Saved entries:
** START **

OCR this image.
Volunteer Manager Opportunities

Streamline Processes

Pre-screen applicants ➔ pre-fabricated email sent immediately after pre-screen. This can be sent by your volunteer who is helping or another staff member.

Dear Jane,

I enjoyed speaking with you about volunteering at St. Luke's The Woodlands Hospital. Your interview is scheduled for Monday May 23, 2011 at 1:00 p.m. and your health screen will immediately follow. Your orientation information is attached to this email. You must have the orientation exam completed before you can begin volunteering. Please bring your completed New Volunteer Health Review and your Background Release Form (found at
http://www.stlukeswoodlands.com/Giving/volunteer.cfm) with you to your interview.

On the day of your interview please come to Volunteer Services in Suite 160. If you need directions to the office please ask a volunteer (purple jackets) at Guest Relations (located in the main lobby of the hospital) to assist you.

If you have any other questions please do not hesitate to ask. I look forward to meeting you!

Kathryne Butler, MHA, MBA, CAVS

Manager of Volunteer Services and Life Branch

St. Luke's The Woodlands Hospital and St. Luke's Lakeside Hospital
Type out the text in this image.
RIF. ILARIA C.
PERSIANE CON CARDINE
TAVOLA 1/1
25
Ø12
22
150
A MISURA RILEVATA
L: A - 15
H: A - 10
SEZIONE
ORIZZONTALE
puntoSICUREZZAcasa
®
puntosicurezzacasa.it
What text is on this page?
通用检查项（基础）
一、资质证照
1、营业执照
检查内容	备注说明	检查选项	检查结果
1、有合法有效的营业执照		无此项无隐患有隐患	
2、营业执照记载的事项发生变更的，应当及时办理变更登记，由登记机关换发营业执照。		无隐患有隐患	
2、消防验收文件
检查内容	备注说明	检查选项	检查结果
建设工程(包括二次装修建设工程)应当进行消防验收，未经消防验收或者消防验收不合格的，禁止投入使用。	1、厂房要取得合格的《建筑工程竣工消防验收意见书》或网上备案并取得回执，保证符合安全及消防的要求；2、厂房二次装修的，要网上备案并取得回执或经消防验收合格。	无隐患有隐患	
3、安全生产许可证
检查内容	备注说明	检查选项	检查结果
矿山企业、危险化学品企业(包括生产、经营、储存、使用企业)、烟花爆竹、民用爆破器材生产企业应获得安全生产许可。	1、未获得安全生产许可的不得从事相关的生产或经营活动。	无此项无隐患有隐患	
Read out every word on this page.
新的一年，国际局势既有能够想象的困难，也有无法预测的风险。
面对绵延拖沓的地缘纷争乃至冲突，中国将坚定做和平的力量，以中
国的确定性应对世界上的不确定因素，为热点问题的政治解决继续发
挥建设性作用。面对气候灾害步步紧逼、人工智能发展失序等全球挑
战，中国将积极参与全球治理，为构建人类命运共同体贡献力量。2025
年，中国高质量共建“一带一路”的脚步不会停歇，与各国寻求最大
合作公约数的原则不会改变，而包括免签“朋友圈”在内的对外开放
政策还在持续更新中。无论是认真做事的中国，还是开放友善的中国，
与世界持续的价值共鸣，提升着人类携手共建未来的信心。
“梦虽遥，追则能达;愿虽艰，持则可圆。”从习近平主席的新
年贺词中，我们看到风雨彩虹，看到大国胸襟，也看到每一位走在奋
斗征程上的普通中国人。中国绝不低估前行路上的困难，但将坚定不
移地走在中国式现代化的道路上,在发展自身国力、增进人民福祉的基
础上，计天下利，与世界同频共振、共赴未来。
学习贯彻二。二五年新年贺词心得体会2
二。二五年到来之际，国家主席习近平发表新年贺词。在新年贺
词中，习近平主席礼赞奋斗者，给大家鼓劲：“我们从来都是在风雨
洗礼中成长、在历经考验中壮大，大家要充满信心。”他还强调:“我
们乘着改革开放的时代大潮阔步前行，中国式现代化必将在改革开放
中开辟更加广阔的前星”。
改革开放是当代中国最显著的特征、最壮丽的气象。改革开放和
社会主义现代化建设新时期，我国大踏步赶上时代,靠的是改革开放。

** END **

Directions for this task -
Copy all of the data exactly.

Task output -
OCR this image.
Volunteer Manager Opportunities

Streamline Processes

Pre-screen applicants ➔ pre-fabricated email sent immediately after pre-screen. This can be sent by your volunteer who is helping or another staff member.

Dear Jane,

I enjoyed speaking with you about volunteering at St. Luke's The Woodlands Hospital. Your interview is scheduled for Monday May 23, 2011 at 1:00 p.m. and your health screen will immediately follow. Your orientation information is attached to this email. You must have the orientation exam completed before you can begin volunteering. Please bring your completed New Volunteer Health Review and your Background Release Form (found at
http://www.stlukeswoodlands.com/Giving/volunteer.cfm) with you to your interview.

On the day of your interview please come to Volunteer Services in Suite 160. If you need directions to the office please ask a volunteer (purple jackets) at Guest Relations (located in the main lobby of the hospital) to assist you.

If you have any other questions please do not hesitate to ask. I look forward to meeting you!

Kathryne Butler, MHA, MBA, CAVS

Manager of Volunteer Services and Life Branch

St. Luke's The Woodlands Hospital and St. Luke's Lakeside Hospital
Type out the text in this image.
RIF. ILARIA C.
PERSIANE CON CARDINE
TAVOLA 1/1
25
Ø12
22
150
A MISURA RILEVATA
L: A - 15
H: A - 10
SEZIONE
ORIZZONTALE
puntoSICUREZZAcasa
®
puntosicurezzacasa.it
What text is on this page?
通用检查项（基础）
一、资质证照
1、营业执照
检查内容	备注说明	检查选项	检查结果
1、有合法有效的营业执照		无此项无隐患有隐患	
2、营业执照记载的事项发生变更的，应当及时办理变更登记，由登记机关换发营业执照。		无隐患有隐患	
2、消防验收文件
检查内容	备注说明	检查选项	检查结果
建设工程(包括二次装修建设工程)应当进行消防验收，未经消防验收或者消防验收不合格的，禁止投入使用。	1、厂房要取得合格的《建筑工程竣工消防验收意见书》或网上备案并取得回执，保证符合安全及消防的要求；2、厂房二次装修的，要网上备案并取得回执或经消防验收合格。	无隐患有隐患	
3、安全生产许可证
检查内容	备注说明	检查选项	检查结果
矿山企业、危险化学品企业(包括生产、经营、储存、使用企业)、烟花爆竹、民用爆破器材生产企业应获得安全生产许可。	1、未获得安全生产许可的不得从事相关的生产或经营活动。	无此项无隐患有隐患	
Read out every word on this page.
新的一年，国际局势既有能够想象的困难，也有无法预测的风险。
面对绵延拖沓的地缘纷争乃至冲突，中国将坚定做和平的力量，以中
国的确定性应对世界上的不确定因素，为热点问题的政治解决继续发
挥建设性作用。面对气候灾害步步紧逼、人工智能发展失序等全球挑
战，中国将积极参与全球治理，为构建人类命运共同体贡献力量。2025
年，中国高质量共建“一带一路”的脚步不会停歇，与各国寻求最大
合作公约数的原则不会改变，而包括免签“朋友圈”在内的对外开放
政策还在持续更新中。无论是认真做事的中国，还是开放友善的中国，
与世界持续的价值共鸣，提升着人类携手共建未来的信心。
“梦虽遥，追则能达;愿虽艰，持则可圆。”从习近平主席的新
年贺词中，我们看到风雨彩虹，看到大国胸襟，也看到每一位走在奋
斗征程上的普通中国人。中国绝不低估前行路上的困难，但将坚定不
移地走在中国式现代化的道路上,在发展自身国力、增进人民福祉的基
础上，计天下利，与世界同频共振、共赴未来。
学习贯彻二。二五年新年贺词心得体会2
二。二五年到来之际，国家主席习近平发表新年贺词。在新年贺
词中，习近平主席礼赞奋斗者，给大家鼓劲：“我们从来都是在风雨
洗礼中成长、在历经考验中壮大，大家要充满信心。”他还强调:“我
们乘着改革开放的时代大潮阔步前行，中国式现代化必将在改革开放
中开辟更加广阔的前星”。
改革开放是当代中国最显著的特征、最壮丽的气象。改革开放和
社会主义现代化建设新时期，我国大踏步赶上时代,靠的是改革开放。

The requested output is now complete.